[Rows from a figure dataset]
** start **
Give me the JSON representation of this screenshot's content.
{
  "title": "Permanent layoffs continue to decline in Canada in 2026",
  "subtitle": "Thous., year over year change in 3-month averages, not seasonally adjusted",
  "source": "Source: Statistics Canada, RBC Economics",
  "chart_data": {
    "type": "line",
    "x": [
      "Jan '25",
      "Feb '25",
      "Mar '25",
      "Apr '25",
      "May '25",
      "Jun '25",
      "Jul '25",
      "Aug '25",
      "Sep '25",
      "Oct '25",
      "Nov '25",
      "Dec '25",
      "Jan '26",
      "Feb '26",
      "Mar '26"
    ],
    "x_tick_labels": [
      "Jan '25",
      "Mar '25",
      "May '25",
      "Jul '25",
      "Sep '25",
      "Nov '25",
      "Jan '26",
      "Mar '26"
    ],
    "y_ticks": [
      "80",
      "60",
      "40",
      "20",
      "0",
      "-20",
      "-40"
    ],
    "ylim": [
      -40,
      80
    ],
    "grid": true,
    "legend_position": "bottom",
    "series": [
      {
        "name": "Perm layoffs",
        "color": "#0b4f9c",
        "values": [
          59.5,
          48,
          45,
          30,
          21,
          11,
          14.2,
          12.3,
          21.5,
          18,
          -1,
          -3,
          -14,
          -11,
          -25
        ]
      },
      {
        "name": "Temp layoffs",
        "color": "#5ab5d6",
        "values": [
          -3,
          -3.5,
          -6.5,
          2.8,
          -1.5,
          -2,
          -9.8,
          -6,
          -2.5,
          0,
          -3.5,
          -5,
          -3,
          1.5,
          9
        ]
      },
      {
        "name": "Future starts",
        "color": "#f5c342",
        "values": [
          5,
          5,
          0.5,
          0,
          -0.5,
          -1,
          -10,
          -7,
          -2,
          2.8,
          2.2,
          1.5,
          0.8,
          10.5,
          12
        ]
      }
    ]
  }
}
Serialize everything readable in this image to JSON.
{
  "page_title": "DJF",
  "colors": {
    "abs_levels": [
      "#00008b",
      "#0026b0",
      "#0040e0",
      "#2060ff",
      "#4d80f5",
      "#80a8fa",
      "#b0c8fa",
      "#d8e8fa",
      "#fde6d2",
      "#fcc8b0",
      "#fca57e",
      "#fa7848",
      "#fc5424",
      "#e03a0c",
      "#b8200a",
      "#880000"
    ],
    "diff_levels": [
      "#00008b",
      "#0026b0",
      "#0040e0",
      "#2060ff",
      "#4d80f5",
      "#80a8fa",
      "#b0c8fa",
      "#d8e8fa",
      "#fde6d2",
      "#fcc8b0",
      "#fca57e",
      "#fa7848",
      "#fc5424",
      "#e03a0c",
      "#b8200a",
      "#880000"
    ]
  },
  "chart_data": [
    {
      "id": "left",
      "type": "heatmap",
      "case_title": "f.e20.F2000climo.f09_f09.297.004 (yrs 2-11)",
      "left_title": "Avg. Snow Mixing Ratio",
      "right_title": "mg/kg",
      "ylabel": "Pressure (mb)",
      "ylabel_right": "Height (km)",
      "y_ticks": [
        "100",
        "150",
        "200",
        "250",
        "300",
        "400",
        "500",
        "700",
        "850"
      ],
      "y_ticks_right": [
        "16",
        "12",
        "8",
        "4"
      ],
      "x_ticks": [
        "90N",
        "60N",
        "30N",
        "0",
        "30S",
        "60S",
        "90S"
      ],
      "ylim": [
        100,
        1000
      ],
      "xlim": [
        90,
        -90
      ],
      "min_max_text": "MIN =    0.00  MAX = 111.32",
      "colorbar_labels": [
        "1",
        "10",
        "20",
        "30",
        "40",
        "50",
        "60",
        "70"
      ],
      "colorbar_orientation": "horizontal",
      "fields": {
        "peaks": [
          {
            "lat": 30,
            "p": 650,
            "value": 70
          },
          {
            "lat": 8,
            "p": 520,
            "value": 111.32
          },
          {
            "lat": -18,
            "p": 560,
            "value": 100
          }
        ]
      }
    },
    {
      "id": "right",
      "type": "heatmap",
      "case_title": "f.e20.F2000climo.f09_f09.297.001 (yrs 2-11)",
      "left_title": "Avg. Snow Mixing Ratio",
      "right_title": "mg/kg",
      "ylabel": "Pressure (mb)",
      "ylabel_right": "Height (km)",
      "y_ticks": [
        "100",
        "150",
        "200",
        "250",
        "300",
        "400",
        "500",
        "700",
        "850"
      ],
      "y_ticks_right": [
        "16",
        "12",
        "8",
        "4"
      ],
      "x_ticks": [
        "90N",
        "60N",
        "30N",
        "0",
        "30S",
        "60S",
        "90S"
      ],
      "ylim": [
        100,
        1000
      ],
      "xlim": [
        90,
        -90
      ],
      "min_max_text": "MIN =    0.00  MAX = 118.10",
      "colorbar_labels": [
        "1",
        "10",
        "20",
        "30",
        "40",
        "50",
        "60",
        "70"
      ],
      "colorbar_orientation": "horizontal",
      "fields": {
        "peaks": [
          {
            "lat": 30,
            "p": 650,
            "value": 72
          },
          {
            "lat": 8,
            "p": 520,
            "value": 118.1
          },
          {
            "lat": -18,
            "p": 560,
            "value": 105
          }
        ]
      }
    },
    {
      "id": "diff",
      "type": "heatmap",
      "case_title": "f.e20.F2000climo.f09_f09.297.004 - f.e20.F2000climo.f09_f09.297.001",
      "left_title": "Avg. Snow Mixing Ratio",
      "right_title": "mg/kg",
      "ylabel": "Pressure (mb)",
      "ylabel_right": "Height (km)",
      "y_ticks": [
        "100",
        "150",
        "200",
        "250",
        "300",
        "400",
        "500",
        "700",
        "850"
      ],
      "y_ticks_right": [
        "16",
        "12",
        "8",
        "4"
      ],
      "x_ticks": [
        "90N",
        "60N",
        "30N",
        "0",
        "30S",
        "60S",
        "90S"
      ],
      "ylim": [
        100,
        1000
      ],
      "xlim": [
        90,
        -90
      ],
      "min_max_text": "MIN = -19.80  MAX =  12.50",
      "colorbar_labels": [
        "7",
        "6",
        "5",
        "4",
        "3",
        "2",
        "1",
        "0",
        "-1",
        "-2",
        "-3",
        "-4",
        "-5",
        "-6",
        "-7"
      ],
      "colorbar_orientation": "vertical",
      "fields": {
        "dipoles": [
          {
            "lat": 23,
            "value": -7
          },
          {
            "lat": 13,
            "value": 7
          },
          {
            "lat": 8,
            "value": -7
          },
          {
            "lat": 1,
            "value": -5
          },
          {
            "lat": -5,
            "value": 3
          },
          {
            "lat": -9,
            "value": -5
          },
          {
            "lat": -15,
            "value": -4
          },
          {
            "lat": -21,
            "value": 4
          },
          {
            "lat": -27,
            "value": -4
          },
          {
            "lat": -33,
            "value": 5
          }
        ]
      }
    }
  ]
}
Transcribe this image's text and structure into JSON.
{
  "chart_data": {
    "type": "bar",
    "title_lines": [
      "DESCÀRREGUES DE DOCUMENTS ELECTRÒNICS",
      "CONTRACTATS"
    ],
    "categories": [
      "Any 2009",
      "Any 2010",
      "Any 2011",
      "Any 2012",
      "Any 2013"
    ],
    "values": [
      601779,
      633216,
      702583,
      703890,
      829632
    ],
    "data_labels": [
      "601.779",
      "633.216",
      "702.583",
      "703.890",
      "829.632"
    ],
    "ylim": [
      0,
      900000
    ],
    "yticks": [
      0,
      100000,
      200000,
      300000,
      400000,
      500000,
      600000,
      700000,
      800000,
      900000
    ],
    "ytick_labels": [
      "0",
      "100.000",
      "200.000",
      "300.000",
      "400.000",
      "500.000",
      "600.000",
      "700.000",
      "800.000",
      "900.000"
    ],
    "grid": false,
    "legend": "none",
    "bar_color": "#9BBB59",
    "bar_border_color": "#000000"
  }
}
** end **
● **Exercise instructions**
Return each line in the records that holds the string "image".

● **Result**
Serialize everything readable in this image to JSON.
Transcribe this image's text and structure into JSON.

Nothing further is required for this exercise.